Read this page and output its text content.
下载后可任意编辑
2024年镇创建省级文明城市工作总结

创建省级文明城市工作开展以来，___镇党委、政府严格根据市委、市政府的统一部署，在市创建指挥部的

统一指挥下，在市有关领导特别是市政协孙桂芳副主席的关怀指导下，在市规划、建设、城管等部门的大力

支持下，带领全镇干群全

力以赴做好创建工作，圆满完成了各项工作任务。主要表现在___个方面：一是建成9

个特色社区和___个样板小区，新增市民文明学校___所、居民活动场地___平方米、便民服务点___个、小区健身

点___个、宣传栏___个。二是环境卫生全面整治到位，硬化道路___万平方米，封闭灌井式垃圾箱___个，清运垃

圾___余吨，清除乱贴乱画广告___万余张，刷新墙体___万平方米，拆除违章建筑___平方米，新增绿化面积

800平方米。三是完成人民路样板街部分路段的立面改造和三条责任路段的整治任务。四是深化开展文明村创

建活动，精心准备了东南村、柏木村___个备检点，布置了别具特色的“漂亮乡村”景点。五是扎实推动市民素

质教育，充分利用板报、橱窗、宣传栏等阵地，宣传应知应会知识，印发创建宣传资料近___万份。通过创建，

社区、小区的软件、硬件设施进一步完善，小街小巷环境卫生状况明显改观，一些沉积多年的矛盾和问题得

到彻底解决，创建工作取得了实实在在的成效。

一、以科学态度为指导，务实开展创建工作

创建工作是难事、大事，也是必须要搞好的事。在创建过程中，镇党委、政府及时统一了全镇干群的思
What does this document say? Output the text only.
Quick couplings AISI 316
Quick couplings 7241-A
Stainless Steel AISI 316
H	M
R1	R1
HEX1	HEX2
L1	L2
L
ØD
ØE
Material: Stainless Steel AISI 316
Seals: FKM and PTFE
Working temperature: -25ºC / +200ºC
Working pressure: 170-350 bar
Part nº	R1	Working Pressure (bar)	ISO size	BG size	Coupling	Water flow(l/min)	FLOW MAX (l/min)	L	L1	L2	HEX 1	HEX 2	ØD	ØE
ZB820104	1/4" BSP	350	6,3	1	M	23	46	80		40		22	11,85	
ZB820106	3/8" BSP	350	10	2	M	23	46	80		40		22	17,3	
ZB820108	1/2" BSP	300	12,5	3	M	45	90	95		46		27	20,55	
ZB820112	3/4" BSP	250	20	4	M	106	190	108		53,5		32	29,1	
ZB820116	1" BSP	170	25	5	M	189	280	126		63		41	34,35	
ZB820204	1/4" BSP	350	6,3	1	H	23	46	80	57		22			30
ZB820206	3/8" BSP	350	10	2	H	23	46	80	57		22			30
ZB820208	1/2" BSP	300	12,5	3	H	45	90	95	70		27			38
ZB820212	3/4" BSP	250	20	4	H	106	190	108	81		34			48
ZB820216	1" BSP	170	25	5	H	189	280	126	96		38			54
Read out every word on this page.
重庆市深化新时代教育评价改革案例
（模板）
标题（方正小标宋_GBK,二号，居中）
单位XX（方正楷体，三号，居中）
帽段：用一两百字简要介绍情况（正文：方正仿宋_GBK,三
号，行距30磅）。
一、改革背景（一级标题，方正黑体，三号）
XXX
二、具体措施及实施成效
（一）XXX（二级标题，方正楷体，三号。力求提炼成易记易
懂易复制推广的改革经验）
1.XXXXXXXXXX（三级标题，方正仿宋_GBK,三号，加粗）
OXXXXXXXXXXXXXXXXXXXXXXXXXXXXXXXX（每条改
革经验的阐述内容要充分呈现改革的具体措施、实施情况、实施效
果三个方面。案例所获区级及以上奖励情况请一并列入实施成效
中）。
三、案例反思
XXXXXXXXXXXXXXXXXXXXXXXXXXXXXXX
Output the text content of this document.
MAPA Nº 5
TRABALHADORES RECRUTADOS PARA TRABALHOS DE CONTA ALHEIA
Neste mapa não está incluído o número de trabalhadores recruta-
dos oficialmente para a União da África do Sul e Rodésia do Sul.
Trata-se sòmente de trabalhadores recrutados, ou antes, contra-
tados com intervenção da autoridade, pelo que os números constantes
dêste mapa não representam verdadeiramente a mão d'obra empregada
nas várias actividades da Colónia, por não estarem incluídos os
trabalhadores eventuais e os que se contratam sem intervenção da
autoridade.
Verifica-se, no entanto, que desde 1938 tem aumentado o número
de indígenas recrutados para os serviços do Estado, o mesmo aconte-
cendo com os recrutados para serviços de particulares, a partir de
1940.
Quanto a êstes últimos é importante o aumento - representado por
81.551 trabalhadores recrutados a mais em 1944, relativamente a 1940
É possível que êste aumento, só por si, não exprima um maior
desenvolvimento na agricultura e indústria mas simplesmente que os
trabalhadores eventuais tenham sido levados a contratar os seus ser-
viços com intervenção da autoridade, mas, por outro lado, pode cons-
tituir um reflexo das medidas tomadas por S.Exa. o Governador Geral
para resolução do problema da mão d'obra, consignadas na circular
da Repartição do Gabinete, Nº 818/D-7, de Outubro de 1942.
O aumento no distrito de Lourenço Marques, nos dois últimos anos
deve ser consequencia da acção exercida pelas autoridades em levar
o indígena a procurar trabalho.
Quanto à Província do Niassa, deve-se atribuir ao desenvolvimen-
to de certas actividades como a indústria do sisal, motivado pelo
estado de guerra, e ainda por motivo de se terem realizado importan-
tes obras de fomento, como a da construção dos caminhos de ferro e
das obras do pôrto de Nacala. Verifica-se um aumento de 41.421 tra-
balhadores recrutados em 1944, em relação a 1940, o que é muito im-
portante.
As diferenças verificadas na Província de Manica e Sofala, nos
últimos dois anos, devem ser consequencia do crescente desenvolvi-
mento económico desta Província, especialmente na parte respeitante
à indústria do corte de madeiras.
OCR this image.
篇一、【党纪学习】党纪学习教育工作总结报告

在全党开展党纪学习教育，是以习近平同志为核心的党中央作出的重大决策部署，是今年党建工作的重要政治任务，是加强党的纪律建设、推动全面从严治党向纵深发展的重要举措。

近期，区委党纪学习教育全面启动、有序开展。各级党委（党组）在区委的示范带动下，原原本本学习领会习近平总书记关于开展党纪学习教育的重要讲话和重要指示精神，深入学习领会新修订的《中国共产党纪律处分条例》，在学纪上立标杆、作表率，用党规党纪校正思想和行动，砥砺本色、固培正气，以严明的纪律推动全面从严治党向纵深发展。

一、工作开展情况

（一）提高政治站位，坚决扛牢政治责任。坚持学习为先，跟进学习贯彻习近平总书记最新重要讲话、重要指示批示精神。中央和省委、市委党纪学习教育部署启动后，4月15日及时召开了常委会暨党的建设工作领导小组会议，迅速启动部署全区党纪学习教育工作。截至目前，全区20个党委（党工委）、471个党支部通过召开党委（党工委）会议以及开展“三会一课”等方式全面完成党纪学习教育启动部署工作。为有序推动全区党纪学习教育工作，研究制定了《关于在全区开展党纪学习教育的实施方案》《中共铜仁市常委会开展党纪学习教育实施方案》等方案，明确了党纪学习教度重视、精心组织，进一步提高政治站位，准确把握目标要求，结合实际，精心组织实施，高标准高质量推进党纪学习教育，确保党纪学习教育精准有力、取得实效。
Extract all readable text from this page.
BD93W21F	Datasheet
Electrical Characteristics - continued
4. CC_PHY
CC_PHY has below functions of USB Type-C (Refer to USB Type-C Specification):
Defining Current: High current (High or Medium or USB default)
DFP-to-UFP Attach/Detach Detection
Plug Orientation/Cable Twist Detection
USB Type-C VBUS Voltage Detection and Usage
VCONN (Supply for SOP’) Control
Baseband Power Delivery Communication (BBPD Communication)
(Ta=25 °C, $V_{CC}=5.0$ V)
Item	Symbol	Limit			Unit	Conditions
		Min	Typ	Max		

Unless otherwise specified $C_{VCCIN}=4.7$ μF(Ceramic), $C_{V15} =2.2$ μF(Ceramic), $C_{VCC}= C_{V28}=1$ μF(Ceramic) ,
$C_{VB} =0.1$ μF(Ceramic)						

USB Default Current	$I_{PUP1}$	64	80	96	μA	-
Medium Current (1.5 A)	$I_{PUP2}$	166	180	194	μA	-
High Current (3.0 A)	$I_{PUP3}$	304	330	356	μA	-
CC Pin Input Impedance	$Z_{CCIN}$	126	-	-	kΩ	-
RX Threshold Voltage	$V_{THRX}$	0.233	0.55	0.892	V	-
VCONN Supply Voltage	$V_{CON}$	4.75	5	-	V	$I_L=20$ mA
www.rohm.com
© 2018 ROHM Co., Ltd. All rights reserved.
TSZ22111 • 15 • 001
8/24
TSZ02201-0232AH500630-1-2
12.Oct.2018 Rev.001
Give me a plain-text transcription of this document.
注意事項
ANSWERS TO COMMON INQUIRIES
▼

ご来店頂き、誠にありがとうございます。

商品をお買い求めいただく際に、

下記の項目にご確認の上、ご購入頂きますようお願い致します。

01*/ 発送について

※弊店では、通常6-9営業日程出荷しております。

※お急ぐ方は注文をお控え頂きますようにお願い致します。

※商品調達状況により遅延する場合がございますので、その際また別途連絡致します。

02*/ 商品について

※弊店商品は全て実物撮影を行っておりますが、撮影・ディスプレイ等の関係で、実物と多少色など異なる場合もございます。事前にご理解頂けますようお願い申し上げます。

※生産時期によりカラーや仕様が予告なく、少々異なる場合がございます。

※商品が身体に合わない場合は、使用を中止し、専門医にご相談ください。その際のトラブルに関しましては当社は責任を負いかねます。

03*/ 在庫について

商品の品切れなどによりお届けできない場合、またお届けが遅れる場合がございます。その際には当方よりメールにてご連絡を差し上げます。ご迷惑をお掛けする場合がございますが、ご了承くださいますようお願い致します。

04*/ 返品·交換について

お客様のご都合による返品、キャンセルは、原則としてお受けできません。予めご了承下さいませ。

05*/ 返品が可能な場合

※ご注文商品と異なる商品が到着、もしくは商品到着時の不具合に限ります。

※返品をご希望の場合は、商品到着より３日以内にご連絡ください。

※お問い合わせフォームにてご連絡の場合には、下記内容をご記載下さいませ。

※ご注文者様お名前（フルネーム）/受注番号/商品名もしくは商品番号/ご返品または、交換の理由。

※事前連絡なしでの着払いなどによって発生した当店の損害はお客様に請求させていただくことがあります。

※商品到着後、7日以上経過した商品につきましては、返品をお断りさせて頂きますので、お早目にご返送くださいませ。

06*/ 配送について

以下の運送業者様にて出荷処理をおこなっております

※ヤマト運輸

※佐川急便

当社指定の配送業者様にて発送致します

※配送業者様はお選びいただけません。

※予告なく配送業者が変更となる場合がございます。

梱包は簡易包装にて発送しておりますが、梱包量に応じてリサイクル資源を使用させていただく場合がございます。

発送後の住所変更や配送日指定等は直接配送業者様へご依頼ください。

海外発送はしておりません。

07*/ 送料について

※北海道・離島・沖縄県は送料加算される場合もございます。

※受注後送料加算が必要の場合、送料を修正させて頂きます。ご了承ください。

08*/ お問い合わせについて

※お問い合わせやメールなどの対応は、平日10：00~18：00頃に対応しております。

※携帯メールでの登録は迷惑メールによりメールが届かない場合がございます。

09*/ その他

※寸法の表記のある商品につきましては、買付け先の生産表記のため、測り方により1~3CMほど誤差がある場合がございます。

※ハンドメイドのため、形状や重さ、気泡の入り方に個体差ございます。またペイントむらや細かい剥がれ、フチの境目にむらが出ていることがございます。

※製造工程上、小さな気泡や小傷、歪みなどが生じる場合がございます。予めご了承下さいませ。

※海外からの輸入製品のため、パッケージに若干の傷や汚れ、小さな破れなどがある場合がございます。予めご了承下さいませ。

Set task:
Give only the number of lines in the entries that contain "obras".

Response below:
2